### STATED TASK
Identify and copy all lines of the material where the string "type" is found.

### DATA SECTION
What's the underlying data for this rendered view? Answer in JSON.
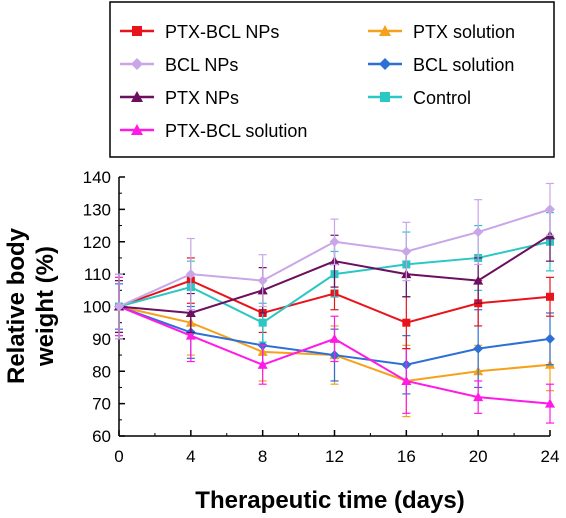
{
  "chart_data": {
    "type": "line",
    "xlabel": "Therapeutic time (days)",
    "ylabel": [
      "Relative body",
      "weight (%)"
    ],
    "x": [
      0,
      4,
      8,
      12,
      16,
      20,
      24
    ],
    "xlim": [
      0,
      24
    ],
    "ylim": [
      60,
      140
    ],
    "xticks": [
      "0",
      "4",
      "8",
      "12",
      "16",
      "20",
      "24"
    ],
    "yticks": [
      "60",
      "70",
      "80",
      "90",
      "100",
      "110",
      "120",
      "130",
      "140"
    ],
    "grid": false,
    "legend_position": "top",
    "series": [
      {
        "name": "PTX-BCL NPs",
        "color": "#e8141b",
        "marker": "square",
        "values": [
          100,
          108,
          98,
          104,
          95,
          101,
          103
        ],
        "errors": [
          8,
          7,
          6,
          5,
          8,
          7,
          6
        ]
      },
      {
        "name": "BCL NPs",
        "color": "#c9a6e8",
        "marker": "diamond",
        "values": [
          100,
          110,
          108,
          120,
          117,
          123,
          130
        ],
        "errors": [
          10,
          11,
          8,
          7,
          9,
          10,
          8
        ]
      },
      {
        "name": "PTX NPs",
        "color": "#6b0f5e",
        "marker": "triangle",
        "values": [
          100,
          98,
          105,
          114,
          110,
          108,
          122
        ],
        "errors": [
          8,
          6,
          7,
          8,
          7,
          7,
          8
        ]
      },
      {
        "name": "PTX-BCL solution",
        "color": "#ff1ae6",
        "marker": "triangle",
        "values": [
          100,
          91,
          82,
          90,
          77,
          72,
          70
        ],
        "errors": [
          9,
          8,
          6,
          7,
          10,
          5,
          6
        ]
      },
      {
        "name": "PTX solution",
        "color": "#f5a11b",
        "marker": "triangle",
        "values": [
          100,
          95,
          86,
          85,
          77,
          80,
          82
        ],
        "errors": [
          9,
          10,
          9,
          9,
          11,
          8,
          8
        ]
      },
      {
        "name": "BCL solution",
        "color": "#2e6fd6",
        "marker": "diamond",
        "values": [
          100,
          92,
          88,
          85,
          82,
          87,
          90
        ],
        "errors": [
          7,
          8,
          7,
          8,
          9,
          12,
          8
        ]
      },
      {
        "name": "Control",
        "color": "#2bc7c4",
        "marker": "square",
        "values": [
          100,
          106,
          95,
          110,
          113,
          115,
          120
        ],
        "errors": [
          10,
          8,
          6,
          7,
          10,
          10,
          9
        ]
      }
    ]
  }
}
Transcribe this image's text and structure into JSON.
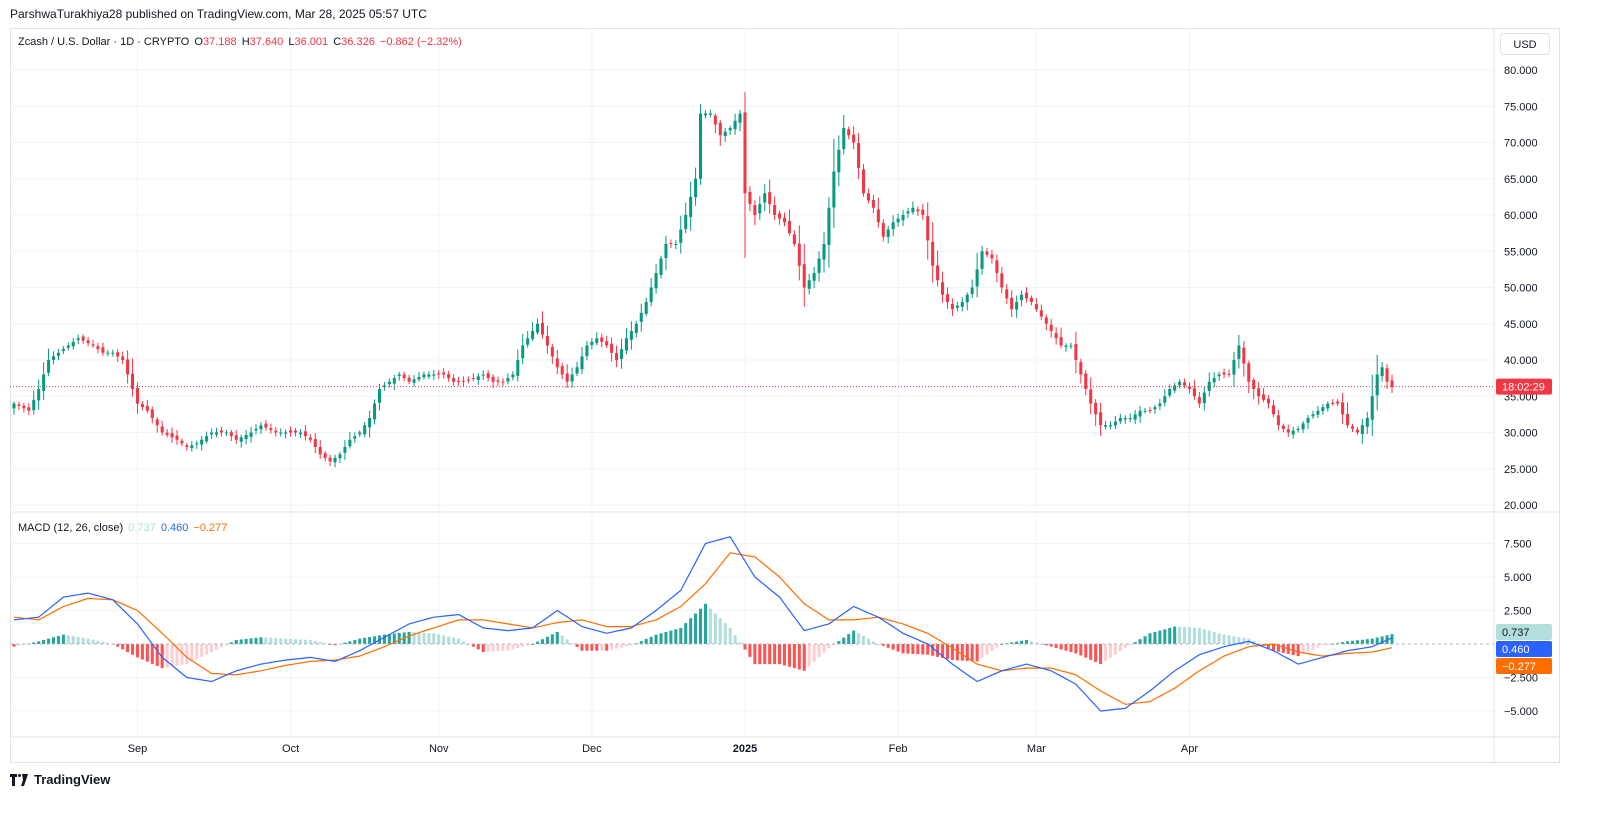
{
  "header": {
    "publisher": "ParshwaTurakhiya28 published on TradingView.com, Mar 28, 2025 05:57 UTC"
  },
  "legend": {
    "symbol": "Zcash / U.S. Dollar · 1D · CRYPTO",
    "o_label": "O",
    "o_value": "37.188",
    "h_label": "H",
    "h_value": "37.640",
    "l_label": "L",
    "l_value": "36.001",
    "c_label": "C",
    "c_value": "36.326",
    "change": "−0.862 (−2.32%)"
  },
  "macd_legend": {
    "label": "MACD (12, 26, close)",
    "hist": "0.737",
    "macd": "0.460",
    "signal": "−0.277"
  },
  "currency_button": "USD",
  "countdown": "18:02:29",
  "footer": {
    "brand": "TradingView"
  },
  "colors": {
    "up": "#089981",
    "down": "#f23645",
    "macd_line": "#2962ff",
    "signal_line": "#ff6d00",
    "hist_up_strong": "#26a69a",
    "hist_up_weak": "#b2dfdb",
    "hist_down_strong": "#ff5252",
    "hist_down_weak": "#ffcdd2"
  },
  "chart_data": [
    {
      "type": "candlestick",
      "title": "Zcash / U.S. Dollar · 1D · CRYPTO",
      "y_ticks": [
        "20.000",
        "25.000",
        "30.000",
        "35.000",
        "40.000",
        "45.000",
        "50.000",
        "55.000",
        "60.000",
        "65.000",
        "70.000",
        "75.000",
        "80.000"
      ],
      "ylim": [
        20,
        80
      ],
      "x_tick_labels": [
        "Sep",
        "Oct",
        "Nov",
        "Dec",
        "2025",
        "Feb",
        "Mar",
        "Apr"
      ],
      "last_close": 36.326,
      "anchors": [
        [
          0,
          34
        ],
        [
          3,
          33
        ],
        [
          5,
          36
        ],
        [
          7,
          40
        ],
        [
          9,
          41
        ],
        [
          11,
          42
        ],
        [
          13,
          43
        ],
        [
          16,
          42
        ],
        [
          18,
          41
        ],
        [
          20,
          41
        ],
        [
          22,
          40
        ],
        [
          23,
          38
        ],
        [
          25,
          34
        ],
        [
          27,
          33
        ],
        [
          30,
          30
        ],
        [
          33,
          29
        ],
        [
          35,
          28
        ],
        [
          37,
          28.5
        ],
        [
          40,
          30
        ],
        [
          43,
          30
        ],
        [
          45,
          29
        ],
        [
          48,
          30
        ],
        [
          50,
          31
        ],
        [
          53,
          30
        ],
        [
          55,
          30
        ],
        [
          58,
          30
        ],
        [
          60,
          29
        ],
        [
          62,
          27
        ],
        [
          64,
          26
        ],
        [
          66,
          27
        ],
        [
          68,
          29
        ],
        [
          70,
          30
        ],
        [
          72,
          32
        ],
        [
          74,
          36
        ],
        [
          76,
          37
        ],
        [
          78,
          38
        ],
        [
          80,
          37
        ],
        [
          83,
          38
        ],
        [
          85,
          38
        ],
        [
          87,
          38
        ],
        [
          89,
          37
        ],
        [
          91,
          37
        ],
        [
          93,
          37.5
        ],
        [
          95,
          38
        ],
        [
          97,
          37
        ],
        [
          99,
          37
        ],
        [
          101,
          38
        ],
        [
          103,
          42
        ],
        [
          105,
          44
        ],
        [
          106,
          45
        ],
        [
          108,
          42
        ],
        [
          110,
          39
        ],
        [
          112,
          37
        ],
        [
          114,
          39
        ],
        [
          116,
          42
        ],
        [
          118,
          43
        ],
        [
          120,
          42
        ],
        [
          122,
          40
        ],
        [
          124,
          43
        ],
        [
          126,
          45
        ],
        [
          128,
          48
        ],
        [
          130,
          52
        ],
        [
          132,
          56
        ],
        [
          134,
          56
        ],
        [
          136,
          60
        ],
        [
          138,
          65
        ],
        [
          139,
          74
        ],
        [
          141,
          74
        ],
        [
          143,
          71
        ],
        [
          145,
          72
        ],
        [
          147,
          74
        ],
        [
          148,
          63
        ],
        [
          150,
          60
        ],
        [
          152,
          63
        ],
        [
          154,
          60
        ],
        [
          156,
          59
        ],
        [
          158,
          56
        ],
        [
          160,
          50
        ],
        [
          162,
          52
        ],
        [
          164,
          56
        ],
        [
          166,
          66
        ],
        [
          168,
          72
        ],
        [
          170,
          70
        ],
        [
          172,
          63
        ],
        [
          174,
          61
        ],
        [
          176,
          57
        ],
        [
          178,
          59
        ],
        [
          180,
          60
        ],
        [
          182,
          61
        ],
        [
          184,
          60
        ],
        [
          186,
          53
        ],
        [
          188,
          49
        ],
        [
          190,
          47
        ],
        [
          192,
          48
        ],
        [
          194,
          50
        ],
        [
          196,
          55
        ],
        [
          198,
          54
        ],
        [
          200,
          50
        ],
        [
          202,
          47
        ],
        [
          204,
          49
        ],
        [
          206,
          48
        ],
        [
          208,
          46
        ],
        [
          210,
          44
        ],
        [
          212,
          42
        ],
        [
          214,
          42
        ],
        [
          216,
          38
        ],
        [
          218,
          34
        ],
        [
          220,
          31
        ],
        [
          222,
          31
        ],
        [
          224,
          32
        ],
        [
          226,
          32
        ],
        [
          228,
          33
        ],
        [
          230,
          33
        ],
        [
          232,
          34
        ],
        [
          234,
          36
        ],
        [
          236,
          37
        ],
        [
          238,
          36
        ],
        [
          240,
          34
        ],
        [
          242,
          37
        ],
        [
          244,
          38
        ],
        [
          246,
          38
        ],
        [
          248,
          42
        ],
        [
          250,
          37
        ],
        [
          252,
          35
        ],
        [
          254,
          34
        ],
        [
          256,
          31
        ],
        [
          258,
          30
        ],
        [
          260,
          30.5
        ],
        [
          262,
          32
        ],
        [
          264,
          33
        ],
        [
          266,
          34
        ],
        [
          268,
          34
        ],
        [
          270,
          31
        ],
        [
          272,
          30
        ],
        [
          274,
          32
        ],
        [
          276,
          38
        ],
        [
          277,
          39
        ],
        [
          278,
          37
        ],
        [
          279,
          36.3
        ]
      ],
      "total_days": 280
    },
    {
      "type": "macd",
      "title": "MACD (12, 26, close)",
      "y_ticks": [
        "−5.000",
        "−2.500",
        "2.500",
        "5.000",
        "7.500"
      ],
      "ylim": [
        -7.5,
        9
      ],
      "macd_anchors": [
        [
          0,
          1.8
        ],
        [
          5,
          2
        ],
        [
          10,
          3.5
        ],
        [
          15,
          3.8
        ],
        [
          20,
          3.3
        ],
        [
          25,
          1.5
        ],
        [
          30,
          -1
        ],
        [
          35,
          -2.5
        ],
        [
          40,
          -2.8
        ],
        [
          45,
          -2
        ],
        [
          50,
          -1.5
        ],
        [
          55,
          -1.2
        ],
        [
          60,
          -1.0
        ],
        [
          65,
          -1.3
        ],
        [
          70,
          -0.5
        ],
        [
          75,
          0.5
        ],
        [
          80,
          1.5
        ],
        [
          85,
          2
        ],
        [
          90,
          2.2
        ],
        [
          95,
          1.2
        ],
        [
          100,
          1.0
        ],
        [
          105,
          1.2
        ],
        [
          110,
          2.5
        ],
        [
          115,
          1.3
        ],
        [
          120,
          0.8
        ],
        [
          125,
          1.2
        ],
        [
          130,
          2.5
        ],
        [
          135,
          4
        ],
        [
          140,
          7.5
        ],
        [
          145,
          8
        ],
        [
          150,
          5
        ],
        [
          155,
          3.5
        ],
        [
          160,
          1.0
        ],
        [
          165,
          1.5
        ],
        [
          170,
          2.8
        ],
        [
          175,
          2
        ],
        [
          180,
          0.8
        ],
        [
          185,
          0
        ],
        [
          190,
          -1.5
        ],
        [
          195,
          -2.8
        ],
        [
          200,
          -2
        ],
        [
          205,
          -1.5
        ],
        [
          210,
          -2
        ],
        [
          215,
          -3
        ],
        [
          220,
          -5
        ],
        [
          225,
          -4.8
        ],
        [
          230,
          -3.5
        ],
        [
          235,
          -2
        ],
        [
          240,
          -0.8
        ],
        [
          245,
          -0.2
        ],
        [
          250,
          0.2
        ],
        [
          255,
          -0.5
        ],
        [
          260,
          -1.5
        ],
        [
          265,
          -1
        ],
        [
          270,
          -0.5
        ],
        [
          275,
          -0.2
        ],
        [
          279,
          0.46
        ]
      ],
      "signal_anchors": [
        [
          0,
          2
        ],
        [
          5,
          1.8
        ],
        [
          10,
          2.8
        ],
        [
          15,
          3.4
        ],
        [
          20,
          3.3
        ],
        [
          25,
          2.5
        ],
        [
          30,
          0.8
        ],
        [
          35,
          -1
        ],
        [
          40,
          -2.2
        ],
        [
          45,
          -2.3
        ],
        [
          50,
          -2
        ],
        [
          55,
          -1.6
        ],
        [
          60,
          -1.3
        ],
        [
          65,
          -1.2
        ],
        [
          70,
          -0.9
        ],
        [
          75,
          -0.2
        ],
        [
          80,
          0.6
        ],
        [
          85,
          1.2
        ],
        [
          90,
          1.8
        ],
        [
          95,
          1.8
        ],
        [
          100,
          1.5
        ],
        [
          105,
          1.2
        ],
        [
          110,
          1.6
        ],
        [
          115,
          1.8
        ],
        [
          120,
          1.3
        ],
        [
          125,
          1.3
        ],
        [
          130,
          1.8
        ],
        [
          135,
          2.8
        ],
        [
          140,
          4.5
        ],
        [
          145,
          6.8
        ],
        [
          150,
          6.5
        ],
        [
          155,
          5
        ],
        [
          160,
          3
        ],
        [
          165,
          1.8
        ],
        [
          170,
          1.8
        ],
        [
          175,
          2
        ],
        [
          180,
          1.5
        ],
        [
          185,
          0.8
        ],
        [
          190,
          -0.3
        ],
        [
          195,
          -1.5
        ],
        [
          200,
          -2
        ],
        [
          205,
          -1.8
        ],
        [
          210,
          -1.8
        ],
        [
          215,
          -2.3
        ],
        [
          220,
          -3.5
        ],
        [
          225,
          -4.5
        ],
        [
          230,
          -4.3
        ],
        [
          235,
          -3.3
        ],
        [
          240,
          -2
        ],
        [
          245,
          -0.9
        ],
        [
          250,
          -0.2
        ],
        [
          255,
          0
        ],
        [
          260,
          -0.6
        ],
        [
          265,
          -0.9
        ],
        [
          270,
          -0.7
        ],
        [
          275,
          -0.6
        ],
        [
          279,
          -0.277
        ]
      ]
    }
  ]
}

### CORRECT RESPONSE
    "type": "line",
      "type": "candlestick",
      "type": "macd",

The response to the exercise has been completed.